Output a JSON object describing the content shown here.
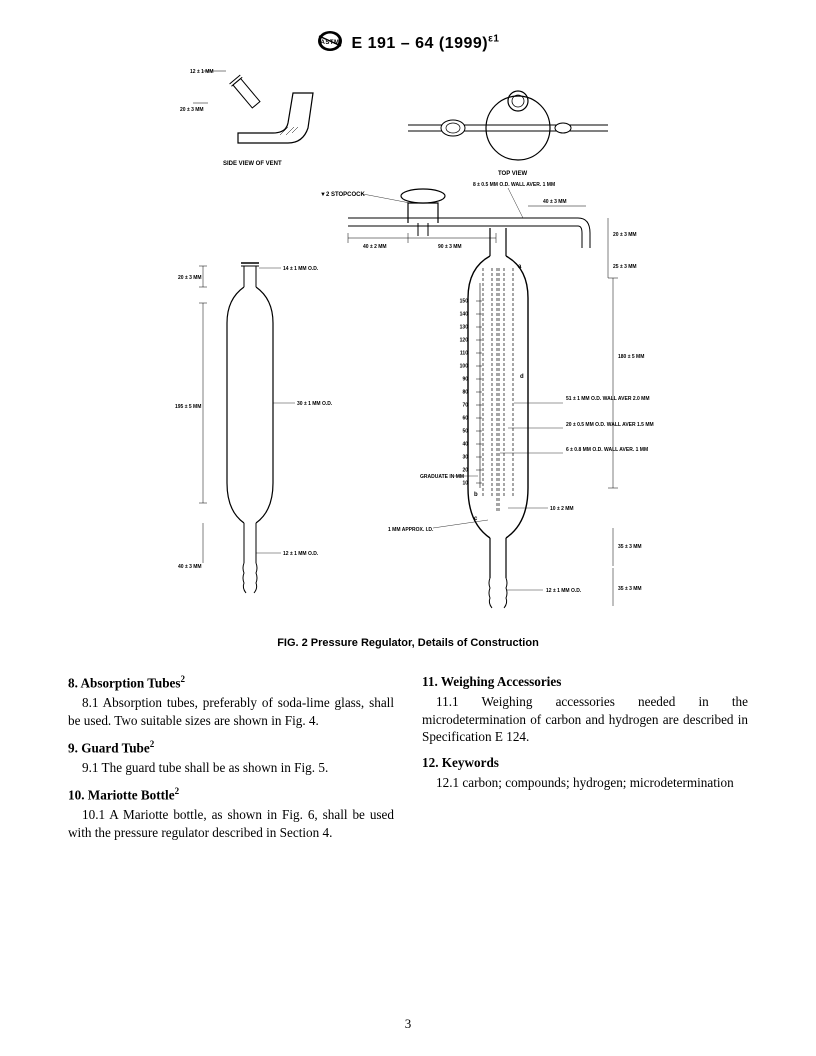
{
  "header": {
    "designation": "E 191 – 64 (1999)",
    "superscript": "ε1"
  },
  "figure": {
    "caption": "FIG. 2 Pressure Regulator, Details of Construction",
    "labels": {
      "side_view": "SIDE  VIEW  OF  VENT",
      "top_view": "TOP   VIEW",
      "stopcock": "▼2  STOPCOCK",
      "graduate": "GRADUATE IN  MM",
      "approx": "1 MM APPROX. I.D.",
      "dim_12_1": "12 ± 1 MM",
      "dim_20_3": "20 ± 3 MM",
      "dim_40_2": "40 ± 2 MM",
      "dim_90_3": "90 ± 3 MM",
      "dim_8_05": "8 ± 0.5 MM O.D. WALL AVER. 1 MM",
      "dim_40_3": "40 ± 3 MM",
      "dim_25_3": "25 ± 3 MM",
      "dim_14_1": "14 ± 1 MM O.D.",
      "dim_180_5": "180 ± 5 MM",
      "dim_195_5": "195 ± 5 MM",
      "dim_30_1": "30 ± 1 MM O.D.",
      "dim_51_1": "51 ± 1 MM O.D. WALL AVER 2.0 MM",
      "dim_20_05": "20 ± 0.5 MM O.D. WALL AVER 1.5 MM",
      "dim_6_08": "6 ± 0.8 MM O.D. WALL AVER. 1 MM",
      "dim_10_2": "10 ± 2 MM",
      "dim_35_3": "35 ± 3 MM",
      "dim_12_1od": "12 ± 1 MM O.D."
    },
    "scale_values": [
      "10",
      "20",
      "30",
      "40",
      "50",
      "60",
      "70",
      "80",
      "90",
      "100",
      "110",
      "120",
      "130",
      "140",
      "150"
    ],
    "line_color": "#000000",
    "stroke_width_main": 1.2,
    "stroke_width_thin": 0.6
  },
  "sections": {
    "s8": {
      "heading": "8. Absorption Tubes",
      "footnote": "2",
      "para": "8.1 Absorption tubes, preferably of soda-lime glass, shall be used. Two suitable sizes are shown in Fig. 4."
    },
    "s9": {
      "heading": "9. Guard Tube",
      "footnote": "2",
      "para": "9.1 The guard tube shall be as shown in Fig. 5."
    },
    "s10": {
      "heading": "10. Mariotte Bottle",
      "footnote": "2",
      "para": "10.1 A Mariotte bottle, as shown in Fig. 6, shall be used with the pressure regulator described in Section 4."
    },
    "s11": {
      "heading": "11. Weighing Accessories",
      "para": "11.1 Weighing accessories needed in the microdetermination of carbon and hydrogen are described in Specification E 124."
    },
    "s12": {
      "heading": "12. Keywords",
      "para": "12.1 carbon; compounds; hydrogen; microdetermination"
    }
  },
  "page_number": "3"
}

* [SET TASK]
Write out the full listing verbatim, excluding its pictures.

* [ANSWER TO THIS TASK]
Output a JSON object describing the content shown here.
{
  "header": {
    "designation": "E 191 – 64 (1999)",
    "superscript": "ε1"
  },
  "figure": {
    "caption": "FIG. 2 Pressure Regulator, Details of Construction",
    "labels": {
      "side_view": "SIDE  VIEW  OF  VENT",
      "top_view": "TOP   VIEW",
      "stopcock": "▼2  STOPCOCK",
      "graduate": "GRADUATE IN  MM",
      "approx": "1 MM APPROX. I.D.",
      "dim_12_1": "12 ± 1 MM",
      "dim_20_3": "20 ± 3 MM",
      "dim_40_2": "40 ± 2 MM",
      "dim_90_3": "90 ± 3 MM",
      "dim_8_05": "8 ± 0.5 MM O.D. WALL AVER. 1 MM",
      "dim_40_3": "40 ± 3 MM",
      "dim_25_3": "25 ± 3 MM",
      "dim_14_1": "14 ± 1 MM O.D.",
      "dim_180_5": "180 ± 5 MM",
      "dim_195_5": "195 ± 5 MM",
      "dim_30_1": "30 ± 1 MM O.D.",
      "dim_51_1": "51 ± 1 MM O.D. WALL AVER 2.0 MM",
      "dim_20_05": "20 ± 0.5 MM O.D. WALL AVER 1.5 MM",
      "dim_6_08": "6 ± 0.8 MM O.D. WALL AVER. 1 MM",
      "dim_10_2": "10 ± 2 MM",
      "dim_35_3": "35 ± 3 MM",
      "dim_12_1od": "12 ± 1 MM O.D."
    },
    "scale_values": [
      "10",
      "20",
      "30",
      "40",
      "50",
      "60",
      "70",
      "80",
      "90",
      "100",
      "110",
      "120",
      "130",
      "140",
      "150"
    ],
    "line_color": "#000000",
    "stroke_width_main": 1.2,
    "stroke_width_thin": 0.6
  },
  "sections": {
    "s8": {
      "heading": "8. Absorption Tubes",
      "footnote": "2",
      "para": "8.1 Absorption tubes, preferably of soda-lime glass, shall be used. Two suitable sizes are shown in Fig. 4."
    },
    "s9": {
      "heading": "9. Guard Tube",
      "footnote": "2",
      "para": "9.1 The guard tube shall be as shown in Fig. 5."
    },
    "s10": {
      "heading": "10. Mariotte Bottle",
      "footnote": "2",
      "para": "10.1 A Mariotte bottle, as shown in Fig. 6, shall be used with the pressure regulator described in Section 4."
    },
    "s11": {
      "heading": "11. Weighing Accessories",
      "para": "11.1 Weighing accessories needed in the microdetermination of carbon and hydrogen are described in Specification E 124."
    },
    "s12": {
      "heading": "12. Keywords",
      "para": "12.1 carbon; compounds; hydrogen; microdetermination"
    }
  },
  "page_number": "3"
}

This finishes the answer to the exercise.